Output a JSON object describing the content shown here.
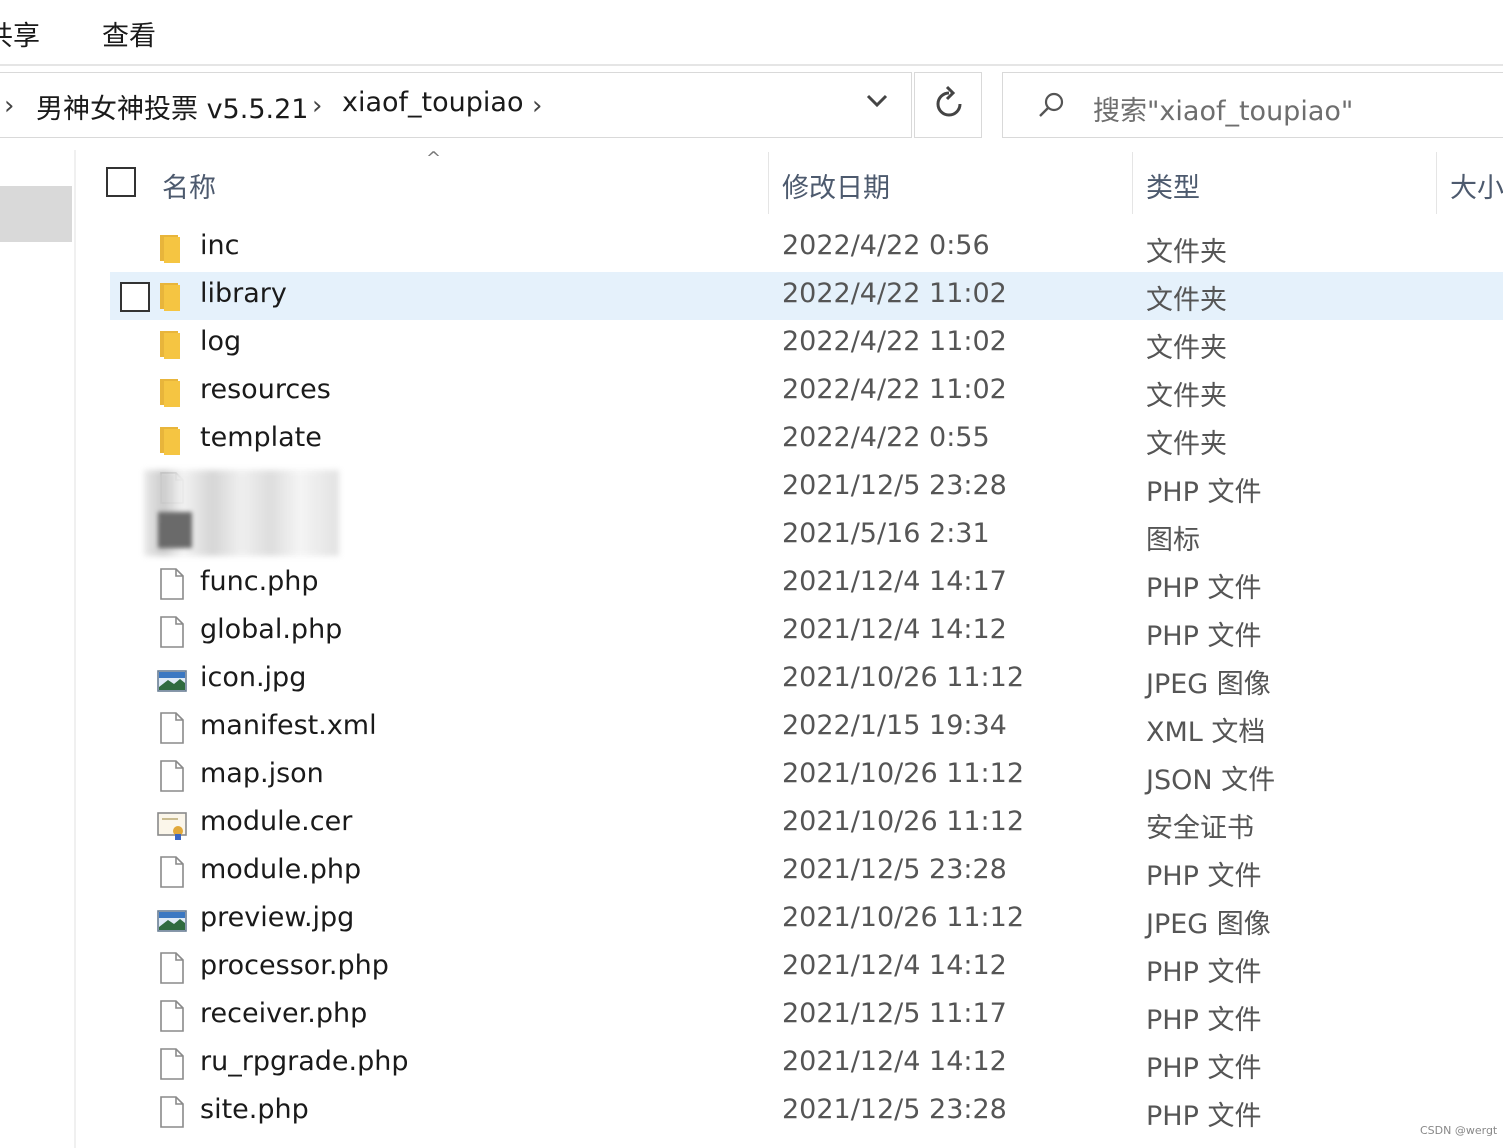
{
  "ribbon": {
    "tabs": [
      {
        "label": "共享",
        "visible_text": "共享"
      },
      {
        "label": "查看"
      }
    ]
  },
  "address_bar": {
    "crumbs": [
      "男神女神投票 v5.5.21",
      "xiaof_toupiao"
    ]
  },
  "search": {
    "placeholder": "搜索\"xiaof_toupiao\""
  },
  "columns": {
    "name": "名称",
    "date": "修改日期",
    "type": "类型",
    "size": "大小"
  },
  "files": [
    {
      "name": "inc",
      "date": "2022/4/22 0:56",
      "type": "文件夹",
      "icon": "folder-icon"
    },
    {
      "name": "library",
      "date": "2022/4/22 11:02",
      "type": "文件夹",
      "icon": "folder-icon",
      "selected": true
    },
    {
      "name": "log",
      "date": "2022/4/22 11:02",
      "type": "文件夹",
      "icon": "folder-icon"
    },
    {
      "name": "resources",
      "date": "2022/4/22 11:02",
      "type": "文件夹",
      "icon": "folder-icon"
    },
    {
      "name": "template",
      "date": "2022/4/22 0:55",
      "type": "文件夹",
      "icon": "folder-icon"
    },
    {
      "name": "",
      "date": "2021/12/5 23:28",
      "type": "PHP 文件",
      "icon": "file-icon",
      "obscured": true
    },
    {
      "name": "",
      "date": "2021/5/16 2:31",
      "type": "图标",
      "icon": "ico-icon",
      "obscured": true
    },
    {
      "name": "func.php",
      "date": "2021/12/4 14:17",
      "type": "PHP 文件",
      "icon": "file-icon"
    },
    {
      "name": "global.php",
      "date": "2021/12/4 14:12",
      "type": "PHP 文件",
      "icon": "file-icon"
    },
    {
      "name": "icon.jpg",
      "date": "2021/10/26 11:12",
      "type": "JPEG 图像",
      "icon": "image-icon"
    },
    {
      "name": "manifest.xml",
      "date": "2022/1/15 19:34",
      "type": "XML 文档",
      "icon": "file-icon"
    },
    {
      "name": "map.json",
      "date": "2021/10/26 11:12",
      "type": "JSON 文件",
      "icon": "file-icon"
    },
    {
      "name": "module.cer",
      "date": "2021/10/26 11:12",
      "type": "安全证书",
      "icon": "certificate-icon"
    },
    {
      "name": "module.php",
      "date": "2021/12/5 23:28",
      "type": "PHP 文件",
      "icon": "file-icon"
    },
    {
      "name": "preview.jpg",
      "date": "2021/10/26 11:12",
      "type": "JPEG 图像",
      "icon": "image-icon"
    },
    {
      "name": "processor.php",
      "date": "2021/12/4 14:12",
      "type": "PHP 文件",
      "icon": "file-icon"
    },
    {
      "name": "receiver.php",
      "date": "2021/12/5 11:17",
      "type": "PHP 文件",
      "icon": "file-icon"
    },
    {
      "name": "ru_rpgrade.php",
      "date": "2021/12/4 14:12",
      "type": "PHP 文件",
      "icon": "file-icon"
    },
    {
      "name": "site.php",
      "date": "2021/12/5 23:28",
      "type": "PHP 文件",
      "icon": "file-icon"
    }
  ],
  "colors": {
    "selected_row": "#e5f1fb",
    "folder": "#f5c542",
    "header_text": "#4d5a6e"
  },
  "watermark": "CSDN @wergt"
}
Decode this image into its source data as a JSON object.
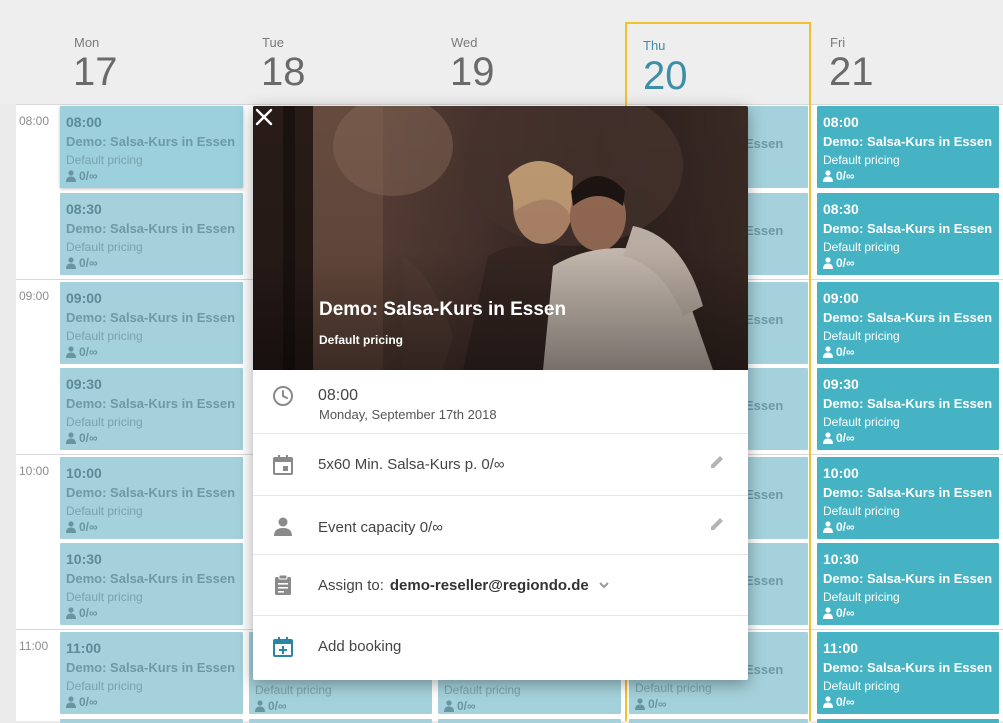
{
  "days": [
    {
      "name": "Mon",
      "num": "17"
    },
    {
      "name": "Tue",
      "num": "18"
    },
    {
      "name": "Wed",
      "num": "19"
    },
    {
      "name": "Thu",
      "num": "20"
    },
    {
      "name": "Fri",
      "num": "21"
    }
  ],
  "times": [
    "08:00",
    "09:00",
    "10:00",
    "11:00"
  ],
  "events": [
    {
      "time": "08:00",
      "name": "Demo: Salsa-Kurs in Essen",
      "pricing": "Default pricing",
      "capacity": "0/∞"
    },
    {
      "time": "08:30",
      "name": "Demo: Salsa-Kurs in Essen",
      "pricing": "Default pricing",
      "capacity": "0/∞"
    },
    {
      "time": "09:00",
      "name": "Demo: Salsa-Kurs in Essen",
      "pricing": "Default pricing",
      "capacity": "0/∞"
    },
    {
      "time": "09:30",
      "name": "Demo: Salsa-Kurs in Essen",
      "pricing": "Default pricing",
      "capacity": "0/∞"
    },
    {
      "time": "10:00",
      "name": "Demo: Salsa-Kurs in Essen",
      "pricing": "Default pricing",
      "capacity": "0/∞"
    },
    {
      "time": "10:30",
      "name": "Demo: Salsa-Kurs in Essen",
      "pricing": "Default pricing",
      "capacity": "0/∞"
    },
    {
      "time": "11:00",
      "name": "Demo: Salsa-Kurs in Essen",
      "pricing": "Default pricing",
      "capacity": "0/∞"
    }
  ],
  "partial_name": "Essen",
  "popup": {
    "title": "Demo: Salsa-Kurs in Essen",
    "pricing": "Default pricing",
    "time": "08:00",
    "date": "Monday, September 17th 2018",
    "ticket": "5x60 Min. Salsa-Kurs p. 0/∞",
    "capacity": "Event capacity 0/∞",
    "assign_label": "Assign to:",
    "assign_value": "demo-reseller@regiondo.de",
    "add_booking": "Add booking"
  },
  "colors": {
    "event_bg": "#9fd5df",
    "event_fri_bg": "#45b3c3",
    "today_accent": "#3d8ea7",
    "today_border": "#f2c12e",
    "link": "#2b86a3"
  },
  "icons": [
    "close-icon",
    "clock-icon",
    "calendar-icon",
    "person-icon",
    "clipboard-icon",
    "calendar-add-icon",
    "pencil-icon"
  ]
}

━━━━━━━━━━

- [THE EXERCISE]: Working from the listing above, pick out every line that has "object" and copy it.

- [EXPECTED OUTPUT]:
Output a JSON object describing the content shown here.
Decode this image into its source data as a JSON object.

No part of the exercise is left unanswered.